Stated task.
Select from the data all lines with the word "there".

Dataset records
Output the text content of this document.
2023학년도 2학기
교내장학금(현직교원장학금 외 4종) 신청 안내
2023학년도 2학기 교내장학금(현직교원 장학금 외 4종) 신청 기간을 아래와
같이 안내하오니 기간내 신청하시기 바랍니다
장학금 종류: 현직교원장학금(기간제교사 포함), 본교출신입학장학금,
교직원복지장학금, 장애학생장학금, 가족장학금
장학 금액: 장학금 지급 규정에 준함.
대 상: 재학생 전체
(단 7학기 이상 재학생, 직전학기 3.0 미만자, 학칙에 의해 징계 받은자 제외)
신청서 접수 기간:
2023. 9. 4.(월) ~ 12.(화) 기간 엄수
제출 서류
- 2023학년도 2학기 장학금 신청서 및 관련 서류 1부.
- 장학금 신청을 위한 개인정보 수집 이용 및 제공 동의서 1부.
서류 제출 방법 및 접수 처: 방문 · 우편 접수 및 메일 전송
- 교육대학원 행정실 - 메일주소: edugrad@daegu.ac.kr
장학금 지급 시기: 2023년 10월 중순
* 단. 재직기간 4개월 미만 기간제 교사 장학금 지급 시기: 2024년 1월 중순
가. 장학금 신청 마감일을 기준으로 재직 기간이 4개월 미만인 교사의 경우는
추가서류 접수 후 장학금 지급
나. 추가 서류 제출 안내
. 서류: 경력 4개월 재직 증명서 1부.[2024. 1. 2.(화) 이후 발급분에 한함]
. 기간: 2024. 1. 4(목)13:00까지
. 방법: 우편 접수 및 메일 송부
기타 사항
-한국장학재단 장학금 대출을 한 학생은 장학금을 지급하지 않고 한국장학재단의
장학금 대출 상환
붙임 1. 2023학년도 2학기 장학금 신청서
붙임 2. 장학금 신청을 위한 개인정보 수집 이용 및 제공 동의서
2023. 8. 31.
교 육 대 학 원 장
* * *
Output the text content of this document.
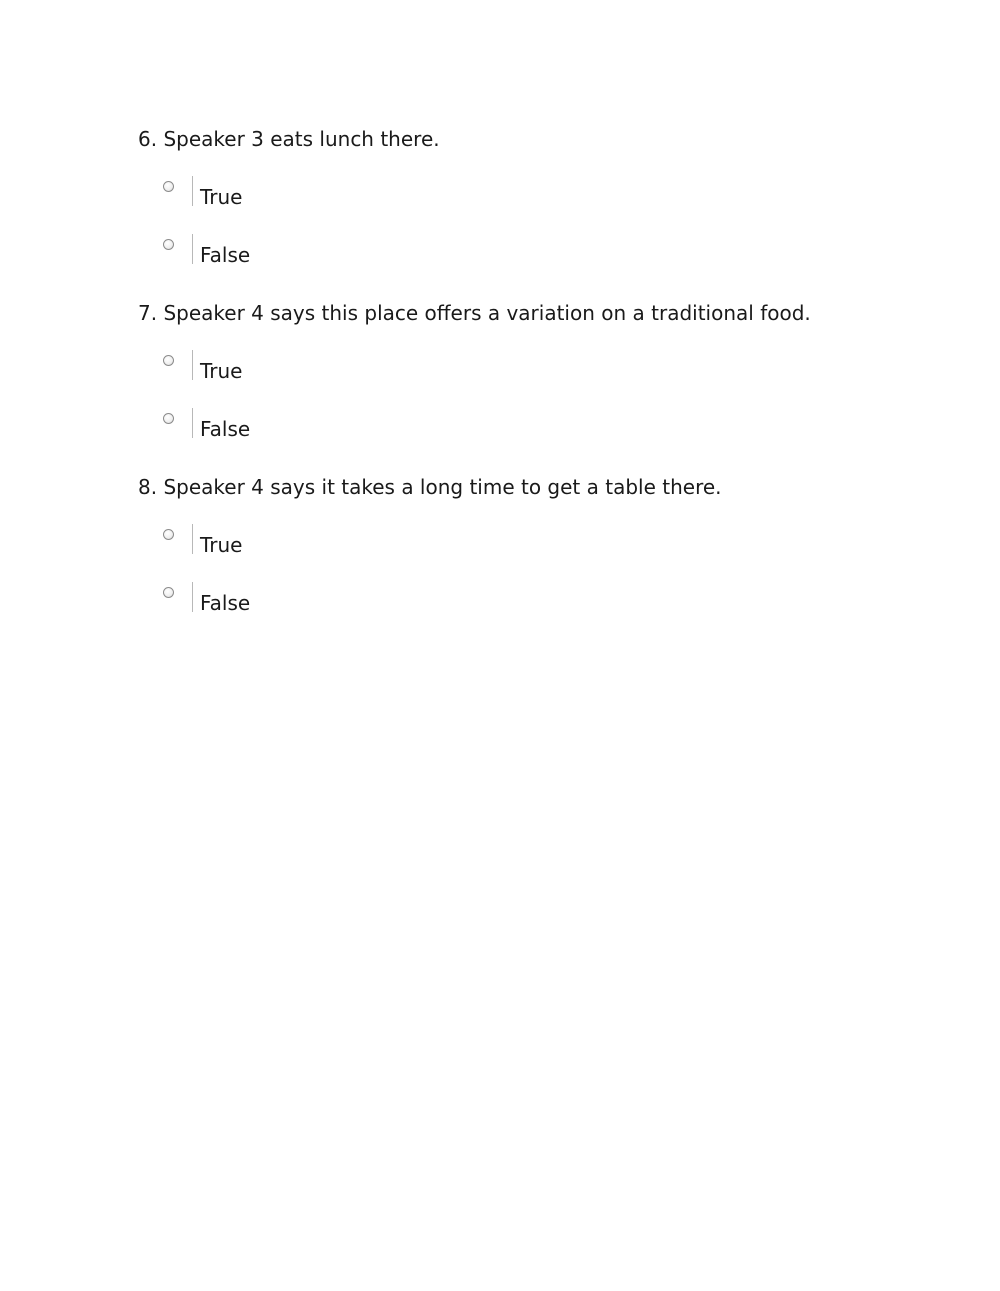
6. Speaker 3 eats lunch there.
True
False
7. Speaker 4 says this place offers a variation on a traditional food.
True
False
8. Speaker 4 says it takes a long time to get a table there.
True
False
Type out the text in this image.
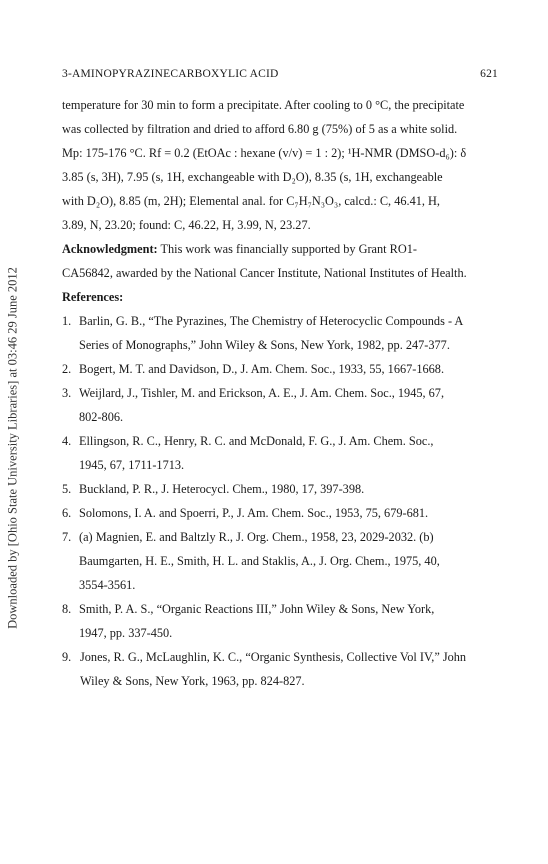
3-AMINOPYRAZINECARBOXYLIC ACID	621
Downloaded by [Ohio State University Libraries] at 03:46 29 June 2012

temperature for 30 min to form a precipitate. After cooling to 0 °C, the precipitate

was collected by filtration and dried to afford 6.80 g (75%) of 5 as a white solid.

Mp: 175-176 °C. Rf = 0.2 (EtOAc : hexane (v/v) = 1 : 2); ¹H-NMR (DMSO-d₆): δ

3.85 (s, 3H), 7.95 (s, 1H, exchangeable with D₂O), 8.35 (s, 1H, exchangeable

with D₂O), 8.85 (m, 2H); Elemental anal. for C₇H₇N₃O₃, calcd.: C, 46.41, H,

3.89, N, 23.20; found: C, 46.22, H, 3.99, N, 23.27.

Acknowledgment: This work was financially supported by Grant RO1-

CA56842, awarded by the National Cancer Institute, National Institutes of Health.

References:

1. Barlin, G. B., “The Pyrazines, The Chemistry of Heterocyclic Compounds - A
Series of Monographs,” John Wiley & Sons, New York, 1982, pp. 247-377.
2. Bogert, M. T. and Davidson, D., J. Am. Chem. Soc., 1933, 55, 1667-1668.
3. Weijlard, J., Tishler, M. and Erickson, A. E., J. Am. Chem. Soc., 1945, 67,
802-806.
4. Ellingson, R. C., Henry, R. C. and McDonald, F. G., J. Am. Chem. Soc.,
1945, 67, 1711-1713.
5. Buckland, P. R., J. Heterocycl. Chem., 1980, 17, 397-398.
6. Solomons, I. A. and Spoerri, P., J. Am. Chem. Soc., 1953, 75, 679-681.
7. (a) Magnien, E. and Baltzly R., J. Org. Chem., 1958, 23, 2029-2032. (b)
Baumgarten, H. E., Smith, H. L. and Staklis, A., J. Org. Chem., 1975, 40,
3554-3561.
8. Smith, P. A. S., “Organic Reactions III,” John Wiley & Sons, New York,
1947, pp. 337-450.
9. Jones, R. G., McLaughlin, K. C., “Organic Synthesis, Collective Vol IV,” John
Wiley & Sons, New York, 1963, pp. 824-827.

Final result.
6. Speaker 3 eats lunch there.
8. Speaker 4 says it takes a long time to get a table there.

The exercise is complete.